**Description of the task**
Output the material beneath exactly, leaving nothing out.

**Stored data**
>> begin

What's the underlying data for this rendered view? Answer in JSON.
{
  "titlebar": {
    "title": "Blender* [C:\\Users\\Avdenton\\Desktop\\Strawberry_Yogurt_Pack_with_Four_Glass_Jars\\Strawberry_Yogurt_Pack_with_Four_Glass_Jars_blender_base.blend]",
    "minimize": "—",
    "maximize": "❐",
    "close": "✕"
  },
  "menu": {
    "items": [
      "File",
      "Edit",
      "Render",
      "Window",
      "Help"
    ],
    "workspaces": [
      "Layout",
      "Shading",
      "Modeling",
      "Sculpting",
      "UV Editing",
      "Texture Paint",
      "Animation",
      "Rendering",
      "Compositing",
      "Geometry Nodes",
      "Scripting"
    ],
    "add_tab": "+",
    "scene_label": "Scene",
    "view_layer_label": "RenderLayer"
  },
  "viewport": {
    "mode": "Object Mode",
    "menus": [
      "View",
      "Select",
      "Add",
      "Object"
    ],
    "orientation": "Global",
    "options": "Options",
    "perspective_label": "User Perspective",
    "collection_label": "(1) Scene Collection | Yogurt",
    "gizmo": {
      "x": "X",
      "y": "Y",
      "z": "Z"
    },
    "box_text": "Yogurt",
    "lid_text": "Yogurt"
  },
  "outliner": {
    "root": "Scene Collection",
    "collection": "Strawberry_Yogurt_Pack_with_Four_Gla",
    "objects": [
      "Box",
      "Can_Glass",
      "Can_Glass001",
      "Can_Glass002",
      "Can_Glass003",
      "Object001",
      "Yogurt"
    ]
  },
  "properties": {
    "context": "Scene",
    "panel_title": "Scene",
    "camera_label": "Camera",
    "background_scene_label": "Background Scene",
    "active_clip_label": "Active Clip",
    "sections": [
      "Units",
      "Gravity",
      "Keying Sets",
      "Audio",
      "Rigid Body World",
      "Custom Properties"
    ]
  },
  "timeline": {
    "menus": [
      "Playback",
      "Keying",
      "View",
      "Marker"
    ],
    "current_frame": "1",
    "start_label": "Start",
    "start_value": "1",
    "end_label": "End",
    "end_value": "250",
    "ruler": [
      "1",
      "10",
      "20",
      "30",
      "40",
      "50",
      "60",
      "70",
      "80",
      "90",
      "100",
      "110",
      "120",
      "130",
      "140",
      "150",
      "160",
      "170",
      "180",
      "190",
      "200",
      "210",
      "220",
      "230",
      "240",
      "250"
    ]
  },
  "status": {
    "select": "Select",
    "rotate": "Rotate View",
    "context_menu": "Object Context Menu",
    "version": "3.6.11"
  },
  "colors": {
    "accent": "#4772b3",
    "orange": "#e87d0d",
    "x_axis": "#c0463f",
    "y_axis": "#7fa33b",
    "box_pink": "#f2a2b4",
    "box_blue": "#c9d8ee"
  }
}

>> end

**Reply**
What's the underlying data for this rendered view? Answer in JSON.
{
  "titlebar": {
    "title": "Blender* [C:\\Users\\Avdenton\\Desktop\\Strawberry_Yogurt_Pack_with_Four_Glass_Jars\\Strawberry_Yogurt_Pack_with_Four_Glass_Jars_blender_base.blend]",
    "minimize": "—",
    "maximize": "❐",
    "close": "✕"
  },
  "menu": {
    "items": [
      "File",
      "Edit",
      "Render",
      "Window",
      "Help"
    ],
    "workspaces": [
      "Layout",
      "Shading",
      "Modeling",
      "Sculpting",
      "UV Editing",
      "Texture Paint",
      "Animation",
      "Rendering",
      "Compositing",
      "Geometry Nodes",
      "Scripting"
    ],
    "add_tab": "+",
    "scene_label": "Scene",
    "view_layer_label": "RenderLayer"
  },
  "viewport": {
    "mode": "Object Mode",
    "menus": [
      "View",
      "Select",
      "Add",
      "Object"
    ],
    "orientation": "Global",
    "options": "Options",
    "perspective_label": "User Perspective",
    "collection_label": "(1) Scene Collection | Yogurt",
    "gizmo": {
      "x": "X",
      "y": "Y",
      "z": "Z"
    },
    "box_text": "Yogurt",
    "lid_text": "Yogurt"
  },
  "outliner": {
    "root": "Scene Collection",
    "collection": "Strawberry_Yogurt_Pack_with_Four_Gla",
    "objects": [
      "Box",
      "Can_Glass",
      "Can_Glass001",
      "Can_Glass002",
      "Can_Glass003",
      "Object001",
      "Yogurt"
    ]
  },
  "properties": {
    "context": "Scene",
    "panel_title": "Scene",
    "camera_label": "Camera",
    "background_scene_label": "Background Scene",
    "active_clip_label": "Active Clip",
    "sections": [
      "Units",
      "Gravity",
      "Keying Sets",
      "Audio",
      "Rigid Body World",
      "Custom Properties"
    ]
  },
  "timeline": {
    "menus": [
      "Playback",
      "Keying",
      "View",
      "Marker"
    ],
    "current_frame": "1",
    "start_label": "Start",
    "start_value": "1",
    "end_label": "End",
    "end_value": "250",
    "ruler": [
      "1",
      "10",
      "20",
      "30",
      "40",
      "50",
      "60",
      "70",
      "80",
      "90",
      "100",
      "110",
      "120",
      "130",
      "140",
      "150",
      "160",
      "170",
      "180",
      "190",
      "200",
      "210",
      "220",
      "230",
      "240",
      "250"
    ]
  },
  "status": {
    "select": "Select",
    "rotate": "Rotate View",
    "context_menu": "Object Context Menu",
    "version": "3.6.11"
  },
  "colors": {
    "accent": "#4772b3",
    "orange": "#e87d0d",
    "x_axis": "#c0463f",
    "y_axis": "#7fa33b",
    "box_pink": "#f2a2b4",
    "box_blue": "#c9d8ee"
  }
}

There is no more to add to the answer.